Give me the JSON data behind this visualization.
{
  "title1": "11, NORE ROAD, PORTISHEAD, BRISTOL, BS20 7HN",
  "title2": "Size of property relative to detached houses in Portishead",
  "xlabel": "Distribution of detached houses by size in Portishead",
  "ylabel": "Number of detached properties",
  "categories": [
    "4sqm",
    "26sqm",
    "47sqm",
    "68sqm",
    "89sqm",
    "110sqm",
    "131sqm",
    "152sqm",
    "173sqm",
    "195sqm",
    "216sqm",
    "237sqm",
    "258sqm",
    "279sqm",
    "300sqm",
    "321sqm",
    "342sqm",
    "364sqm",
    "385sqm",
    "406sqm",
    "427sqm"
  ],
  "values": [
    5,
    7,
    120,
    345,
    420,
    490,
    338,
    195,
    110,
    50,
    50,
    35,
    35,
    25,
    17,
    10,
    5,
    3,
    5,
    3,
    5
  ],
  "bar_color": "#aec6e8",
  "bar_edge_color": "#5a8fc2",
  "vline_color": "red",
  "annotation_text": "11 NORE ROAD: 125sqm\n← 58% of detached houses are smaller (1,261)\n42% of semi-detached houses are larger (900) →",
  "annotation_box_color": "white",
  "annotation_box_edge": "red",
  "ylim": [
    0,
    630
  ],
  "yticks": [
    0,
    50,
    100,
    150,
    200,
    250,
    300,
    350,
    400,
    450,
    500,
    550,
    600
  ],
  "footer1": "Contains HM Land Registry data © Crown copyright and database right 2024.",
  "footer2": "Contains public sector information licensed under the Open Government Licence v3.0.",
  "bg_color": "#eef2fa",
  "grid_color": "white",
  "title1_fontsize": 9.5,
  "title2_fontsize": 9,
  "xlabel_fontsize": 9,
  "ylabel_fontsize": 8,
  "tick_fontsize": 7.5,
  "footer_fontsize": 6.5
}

|---|

## What this task involves
Return the listing above in its exact form.

## Result
Give me the JSON data behind this visualization.
{
  "title1": "11, NORE ROAD, PORTISHEAD, BRISTOL, BS20 7HN",
  "title2": "Size of property relative to detached houses in Portishead",
  "xlabel": "Distribution of detached houses by size in Portishead",
  "ylabel": "Number of detached properties",
  "categories": [
    "4sqm",
    "26sqm",
    "47sqm",
    "68sqm",
    "89sqm",
    "110sqm",
    "131sqm",
    "152sqm",
    "173sqm",
    "195sqm",
    "216sqm",
    "237sqm",
    "258sqm",
    "279sqm",
    "300sqm",
    "321sqm",
    "342sqm",
    "364sqm",
    "385sqm",
    "406sqm",
    "427sqm"
  ],
  "values": [
    5,
    7,
    120,
    345,
    420,
    490,
    338,
    195,
    110,
    50,
    50,
    35,
    35,
    25,
    17,
    10,
    5,
    3,
    5,
    3,
    5
  ],
  "bar_color": "#aec6e8",
  "bar_edge_color": "#5a8fc2",
  "vline_color": "red",
  "annotation_text": "11 NORE ROAD: 125sqm\n← 58% of detached houses are smaller (1,261)\n42% of semi-detached houses are larger (900) →",
  "annotation_box_color": "white",
  "annotation_box_edge": "red",
  "ylim": [
    0,
    630
  ],
  "yticks": [
    0,
    50,
    100,
    150,
    200,
    250,
    300,
    350,
    400,
    450,
    500,
    550,
    600
  ],
  "footer1": "Contains HM Land Registry data © Crown copyright and database right 2024.",
  "footer2": "Contains public sector information licensed under the Open Government Licence v3.0.",
  "bg_color": "#eef2fa",
  "grid_color": "white",
  "title1_fontsize": 9.5,
  "title2_fontsize": 9,
  "xlabel_fontsize": 9,
  "ylabel_fontsize": 8,
  "tick_fontsize": 7.5,
  "footer_fontsize": 6.5
}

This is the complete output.